> THE INPUT
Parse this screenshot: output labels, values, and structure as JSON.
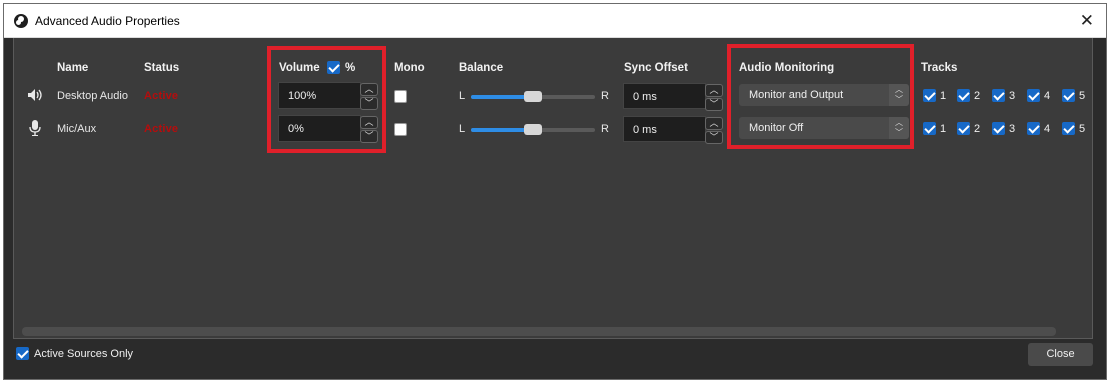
{
  "window": {
    "title": "Advanced Audio Properties",
    "close_glyph": "✕"
  },
  "headers": {
    "name": "Name",
    "status": "Status",
    "volume": "Volume",
    "percent": "%",
    "mono": "Mono",
    "balance": "Balance",
    "sync_offset": "Sync Offset",
    "audio_monitoring": "Audio Monitoring",
    "tracks": "Tracks"
  },
  "rows": [
    {
      "name": "Desktop Audio",
      "icon": "speaker-icon",
      "status": "Active",
      "volume": "100%",
      "mono": false,
      "balance_left": "L",
      "balance_right": "R",
      "balance_value": 0.5,
      "sync_offset": "0 ms",
      "monitoring": "Monitor and Output",
      "tracks": [
        "1",
        "2",
        "3",
        "4",
        "5"
      ]
    },
    {
      "name": "Mic/Aux",
      "icon": "microphone-icon",
      "status": "Active",
      "volume": "0%",
      "mono": false,
      "balance_left": "L",
      "balance_right": "R",
      "balance_value": 0.5,
      "sync_offset": "0 ms",
      "monitoring": "Monitor Off",
      "tracks": [
        "1",
        "2",
        "3",
        "4",
        "5"
      ]
    }
  ],
  "footer": {
    "active_sources_only": "Active Sources Only",
    "close": "Close"
  },
  "colors": {
    "status_active": "#b50d0d",
    "accent": "#1769c7",
    "highlight": "#e0202a"
  }
}
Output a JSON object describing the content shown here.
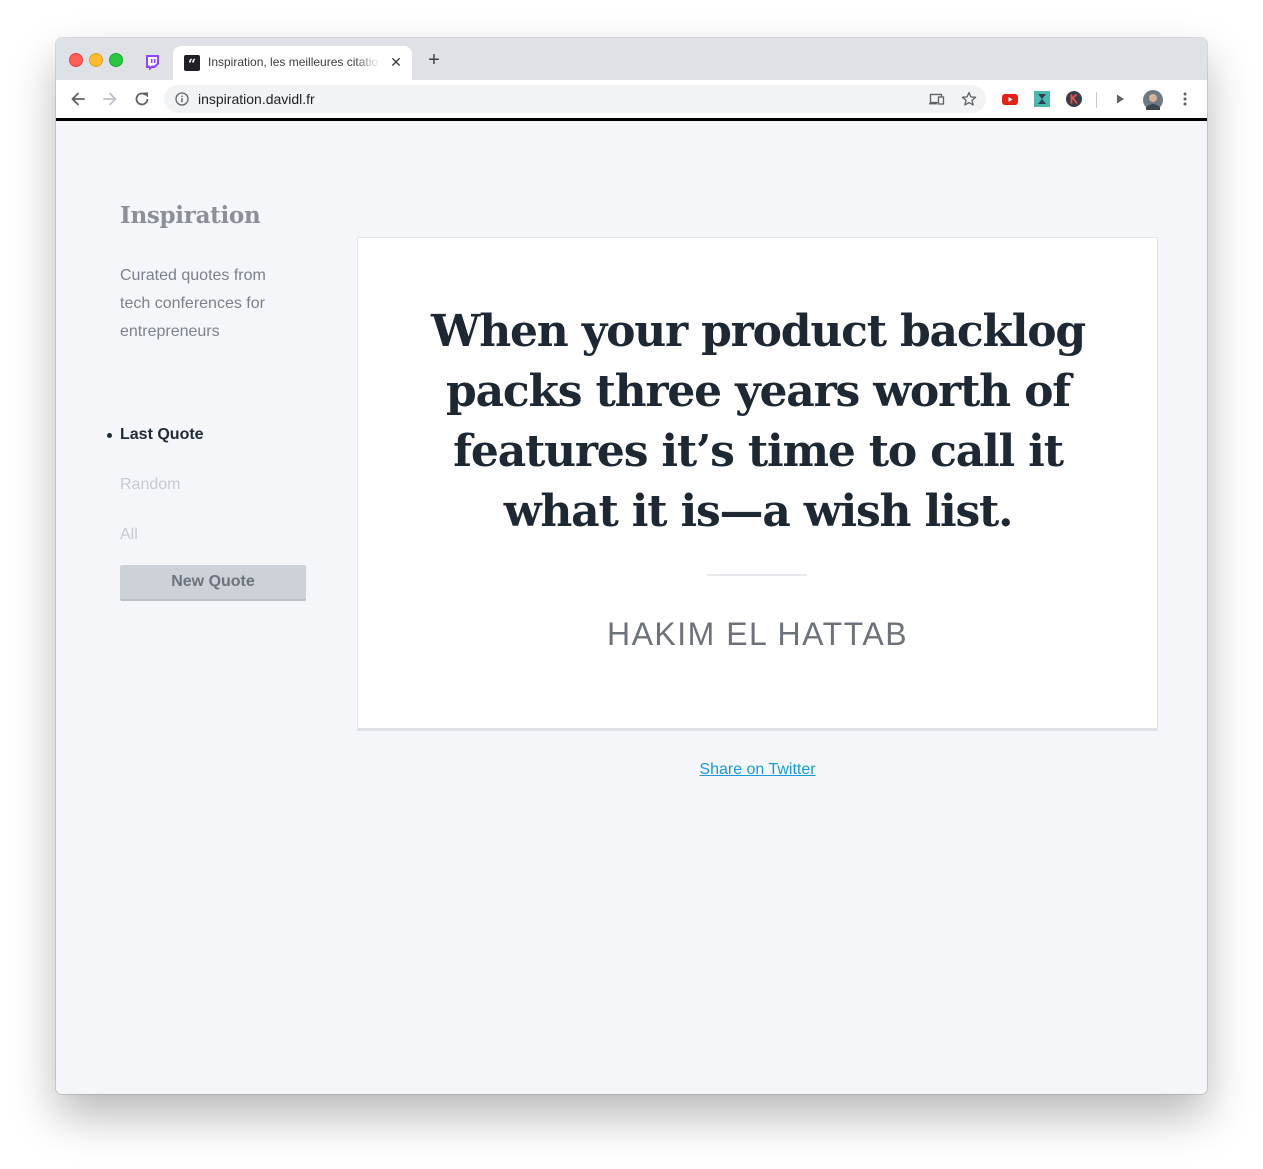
{
  "browser": {
    "tab_title": "Inspiration, les meilleures citations",
    "tab_favicon_glyph": "“",
    "close_glyph": "✕",
    "new_tab_glyph": "+",
    "url": "inspiration.davidl.fr",
    "icons": {
      "pinned_tab": "twitch-icon",
      "back": "arrow-left-icon",
      "forward": "arrow-right-icon",
      "reload": "reload-icon",
      "site_info": "info-icon",
      "cast": "cast-icon",
      "bookmark": "star-icon",
      "extensions": [
        "youtube-extension-icon",
        "puzzle-extension-icon",
        "k-extension-icon",
        "play-extension-icon"
      ],
      "profile": "avatar",
      "menu": "kebab-menu-icon"
    }
  },
  "sidebar": {
    "title": "Inspiration",
    "description": "Curated quotes from tech conferences for entrepreneurs",
    "nav": [
      {
        "label": "Last Quote",
        "active": true
      },
      {
        "label": "Random",
        "active": false
      },
      {
        "label": "All",
        "active": false
      }
    ],
    "new_quote_button": "New Quote"
  },
  "quote": {
    "text": "When your product backlog packs three years worth of features it’s time to call it what it is—a wish list.",
    "author": "HAKIM EL HATTAB"
  },
  "share": {
    "label": "Share on Twitter"
  },
  "colors": {
    "page_background": "#f5f6fa",
    "quote_text": "#1d2833",
    "link": "#1a9bd7",
    "muted": "#8a8f98"
  }
}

> REQUIRED TASK
From the listing above, find the number of lines with the word "arrow" in them. Answer with the number only.

> TASK ANSWER
2